_Instruction 1_
Swap each "wire" for "trace" in the dataset entries, from the first line of the entries up to and including the line with "svg-text:CTRL: CTRL bbox=[329, 399, 380, 421]", and write those lines out again with nothing else changed.

_Source extract_
───
On Monday, District Judge Charles Breyer dismissed and excoriated a lawsuit by X against online watchdog group Center for Countering Digital Hate as an attempt to silence the non-profit group for sounding alarms about hate speech on the platform.

Breyer wrote in Monday’s order that the lawsuit was “unabashedly” about “punishing” reports written by CCDH, which X had accused of campaigning to drive away its advertisers. Breyer held that the reports were “unquestionably” protected by the group’s free speech rights.

Now, that decision could embolden other research groups and Musk critics who have faced legal threats from the billionaire.

The CCDH case — in the US District Court for the Northern District of California — has been widely viewed as a bellwether for research and accountability on X, where Musk has restored the accounts of previously banned White supremacists and spreaders of misinformation and where Musk himself has amplified various conspiracy theories.

And CCDH is not the only organization that has faced attacks by self-proclaimed “free speech absolutist” Musk after criticizing or raising concerns about his platform.

“This is an important decision that sees Elon Musk’s lawsuit for what it is — an effort to punish his critics for constitutionally protected speech and to deter researchers from studying his platform,” said Alex Abdo, litigation director of the Knight First Amendment Institute at Columbia University, which had filed a friend-of-the-court brief in the case arguing that private companies should not be allowed to use breach of contract claims to punish criticism.

“Society needs reliable and ethical research into social media platforms, and often that research relies on being able to study publicly available posts,” Abdo said.

X said it plans to appeal Breyer’s decision.

In his first year as owner of X, formerly known as Twitter, Musk threatened legal action against the Anti-Defamation League for defamation, as well as against Microsoft and Meta for allegedly improper data and trade secret access, respectively. None of those threats ever amounted to real lawsuits.
───
(Dataset records)
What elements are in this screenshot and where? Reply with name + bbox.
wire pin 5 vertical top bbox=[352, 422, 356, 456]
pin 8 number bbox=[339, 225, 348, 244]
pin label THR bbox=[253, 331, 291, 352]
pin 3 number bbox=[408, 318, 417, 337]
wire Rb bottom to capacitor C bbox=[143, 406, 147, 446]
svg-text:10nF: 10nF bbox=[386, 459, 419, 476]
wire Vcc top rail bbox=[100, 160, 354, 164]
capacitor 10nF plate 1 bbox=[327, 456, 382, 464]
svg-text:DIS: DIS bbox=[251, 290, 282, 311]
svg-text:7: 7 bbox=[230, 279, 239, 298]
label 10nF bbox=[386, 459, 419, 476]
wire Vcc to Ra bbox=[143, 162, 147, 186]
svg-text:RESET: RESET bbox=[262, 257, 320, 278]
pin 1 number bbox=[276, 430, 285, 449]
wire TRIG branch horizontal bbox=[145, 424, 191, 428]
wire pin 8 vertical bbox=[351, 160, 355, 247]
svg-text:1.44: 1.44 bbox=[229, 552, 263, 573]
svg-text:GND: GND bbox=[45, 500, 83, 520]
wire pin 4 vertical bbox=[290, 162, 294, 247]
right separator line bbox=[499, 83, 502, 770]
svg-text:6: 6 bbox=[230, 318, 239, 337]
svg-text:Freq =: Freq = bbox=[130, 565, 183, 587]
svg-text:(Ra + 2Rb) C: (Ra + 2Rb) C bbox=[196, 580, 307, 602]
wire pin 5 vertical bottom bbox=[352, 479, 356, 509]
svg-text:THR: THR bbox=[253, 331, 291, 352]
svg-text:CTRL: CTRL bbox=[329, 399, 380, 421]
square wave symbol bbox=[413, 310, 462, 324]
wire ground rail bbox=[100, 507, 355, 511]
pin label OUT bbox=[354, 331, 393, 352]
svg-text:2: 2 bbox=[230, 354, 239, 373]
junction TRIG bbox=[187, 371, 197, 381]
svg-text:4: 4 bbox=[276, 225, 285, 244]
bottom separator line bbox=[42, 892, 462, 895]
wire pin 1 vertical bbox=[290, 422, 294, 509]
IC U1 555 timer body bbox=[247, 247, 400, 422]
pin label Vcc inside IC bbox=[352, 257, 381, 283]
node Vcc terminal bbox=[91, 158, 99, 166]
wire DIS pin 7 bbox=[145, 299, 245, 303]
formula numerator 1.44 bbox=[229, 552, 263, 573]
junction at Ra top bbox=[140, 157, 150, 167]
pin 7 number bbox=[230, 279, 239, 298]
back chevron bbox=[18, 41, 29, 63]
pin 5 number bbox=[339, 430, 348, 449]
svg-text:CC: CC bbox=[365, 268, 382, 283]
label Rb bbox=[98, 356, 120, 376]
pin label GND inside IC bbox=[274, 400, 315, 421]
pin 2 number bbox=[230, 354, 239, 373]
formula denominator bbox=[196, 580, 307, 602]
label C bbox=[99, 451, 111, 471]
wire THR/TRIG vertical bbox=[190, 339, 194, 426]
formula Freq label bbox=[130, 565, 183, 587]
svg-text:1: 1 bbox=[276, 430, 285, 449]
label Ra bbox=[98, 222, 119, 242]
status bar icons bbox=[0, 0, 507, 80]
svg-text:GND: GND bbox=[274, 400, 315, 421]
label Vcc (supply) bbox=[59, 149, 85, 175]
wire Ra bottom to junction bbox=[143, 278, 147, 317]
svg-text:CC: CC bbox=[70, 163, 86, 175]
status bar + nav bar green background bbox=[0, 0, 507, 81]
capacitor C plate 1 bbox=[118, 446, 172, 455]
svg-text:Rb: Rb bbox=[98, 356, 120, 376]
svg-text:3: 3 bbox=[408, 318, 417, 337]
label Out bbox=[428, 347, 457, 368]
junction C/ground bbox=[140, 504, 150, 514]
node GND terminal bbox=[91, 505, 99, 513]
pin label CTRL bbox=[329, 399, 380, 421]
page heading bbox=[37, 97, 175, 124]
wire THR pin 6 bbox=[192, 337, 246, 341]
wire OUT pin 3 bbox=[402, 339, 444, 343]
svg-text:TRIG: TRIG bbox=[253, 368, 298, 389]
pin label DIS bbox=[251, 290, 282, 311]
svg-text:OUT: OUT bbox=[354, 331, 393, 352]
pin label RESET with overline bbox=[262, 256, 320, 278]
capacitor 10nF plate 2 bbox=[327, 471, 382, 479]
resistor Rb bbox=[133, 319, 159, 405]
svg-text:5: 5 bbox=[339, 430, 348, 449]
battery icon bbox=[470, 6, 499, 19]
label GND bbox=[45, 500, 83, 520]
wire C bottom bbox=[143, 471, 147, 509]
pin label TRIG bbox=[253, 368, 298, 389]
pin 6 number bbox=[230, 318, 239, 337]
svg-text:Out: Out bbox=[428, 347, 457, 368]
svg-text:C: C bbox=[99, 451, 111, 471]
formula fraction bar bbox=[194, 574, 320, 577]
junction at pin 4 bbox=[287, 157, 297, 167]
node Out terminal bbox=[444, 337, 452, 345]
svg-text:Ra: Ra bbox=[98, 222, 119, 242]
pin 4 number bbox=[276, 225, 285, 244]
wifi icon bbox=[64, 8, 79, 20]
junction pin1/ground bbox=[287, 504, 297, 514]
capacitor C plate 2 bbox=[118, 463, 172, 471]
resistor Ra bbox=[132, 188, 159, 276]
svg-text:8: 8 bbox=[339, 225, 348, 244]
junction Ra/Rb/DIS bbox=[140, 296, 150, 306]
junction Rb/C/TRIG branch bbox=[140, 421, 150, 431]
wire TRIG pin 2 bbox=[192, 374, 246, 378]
───
_Instruction 2_
Extend the news report on the dismissal of X's lawsuit against the Center for Countering Digital Hate, starting right after its final sentence.

_Exercise result 1_
What elements are in this screenshot and where? Reply with name + bbox.
trace pin 5 vertical top bbox=[352, 422, 356, 456]
pin 8 number bbox=[339, 225, 348, 244]
pin label THR bbox=[253, 331, 291, 352]
pin 3 number bbox=[408, 318, 417, 337]
trace Rb bottom to capacitor C bbox=[143, 406, 147, 446]
svg-text:10nF: 10nF bbox=[386, 459, 419, 476]
trace Vcc top rail bbox=[100, 160, 354, 164]
capacitor 10nF plate 1 bbox=[327, 456, 382, 464]
svg-text:DIS: DIS bbox=[251, 290, 282, 311]
svg-text:7: 7 bbox=[230, 279, 239, 298]
label 10nF bbox=[386, 459, 419, 476]
trace Vcc to Ra bbox=[143, 162, 147, 186]
svg-text:RESET: RESET bbox=[262, 257, 320, 278]
pin 1 number bbox=[276, 430, 285, 449]
trace TRIG branch horizontal bbox=[145, 424, 191, 428]
trace pin 8 vertical bbox=[351, 160, 355, 247]
svg-text:1.44: 1.44 bbox=[229, 552, 263, 573]
svg-text:GND: GND bbox=[45, 500, 83, 520]
trace pin 4 vertical bbox=[290, 162, 294, 247]
right separator line bbox=[499, 83, 502, 770]
svg-text:6: 6 bbox=[230, 318, 239, 337]
svg-text:Freq =: Freq = bbox=[130, 565, 183, 587]
svg-text:(Ra + 2Rb) C: (Ra + 2Rb) C bbox=[196, 580, 307, 602]
trace pin 5 vertical bottom bbox=[352, 479, 356, 509]
svg-text:THR: THR bbox=[253, 331, 291, 352]
svg-text:CTRL: CTRL bbox=[329, 399, 380, 421]

_Exercise result 2_
He did, however, sue the progressive media watchdog Media Matters over its analysis highlighting antisemitic and pro-Nazi content on X, alleging that the group’s testing methodology was not representative of how real users experience the site and that the report was designed to drive away advertisers. Legal experts have described that case as “weak” on the merits and as a “bogus” attempt to chill criticism of X.

This week’s court decision may be only a temporary setback in Musk’s wider plan to stifle criticism, said Media Matters CEO Angelo Carusone. Musk’s new playbook, Carusone said, enlists the help of sympathetic Republican attorneys general to investigate independent reporting organizations and tie them up in legal proceedings.

The states of Texas and Missouri each announced probes into Media Matters following X’s lawsuit against the group, to which Musk responded, “Great!”

As recently as Monday, Missouri Attorney General Andrew Bailey filed a petition in state court seeking to compel Media Matters’ cooperation with his investigation. The filing came a week after he appeared with Musk in a live event on X — which Carusone said shows how Musk hopes to deputize the power of government to silence his critics.

“They have every reason to do it,” Carusone said of the AGs’ investigations. “They get the political benefits, they get the attention. There doesn’t seem to be any cost to them yet. And if they are successful at developing this new playbook, this new terrain, legally, then it’s going to pave the way for them to just use this tool and tactic over and over and over again.”

A representative for X did not immediately respond to a request for comment about Carusone’s claims.

Researchers from non-profits and academic institutions have had a harder time studying X since Musk’s takeover in 2022. Academics need large samples of posts, shares, likes and other data to study social media trends in mis- and disinformation, public health, elections and other key topics. But one of Musk’s first changes at X was to put access to platform data behind a steep paywall.

Researchers and civil society groups said the new subscription fees — costing up to $2.5 million a year — were “outrageously expensive” and made it impossible to do their work, reducing transparency of a critical platform.

The change may have forced some researchers to rely more heavily on first-person observational data to draw conclusions about user behavior on X. Groups like CCDH have also used automated “scraping” of publicly viewable content from X rather than paying the company for data directly, a tactic that helped give rise to X’s initial lawsuit.

Efforts by X and other social media companies to limit research transparency makes them less accountable to the public at best and, at worst, could mask malicious behavior, said David Karpf, an associate professor in the School of Media and Public Affairs at George Washington University.

“We need independent research to have any real measure of what’s going on at X/Twitter. Musk is only ever going to release data that makes his company look good,” Karpf said. “These platforms are too big and too vital to the spread of information to be left unmonitored.”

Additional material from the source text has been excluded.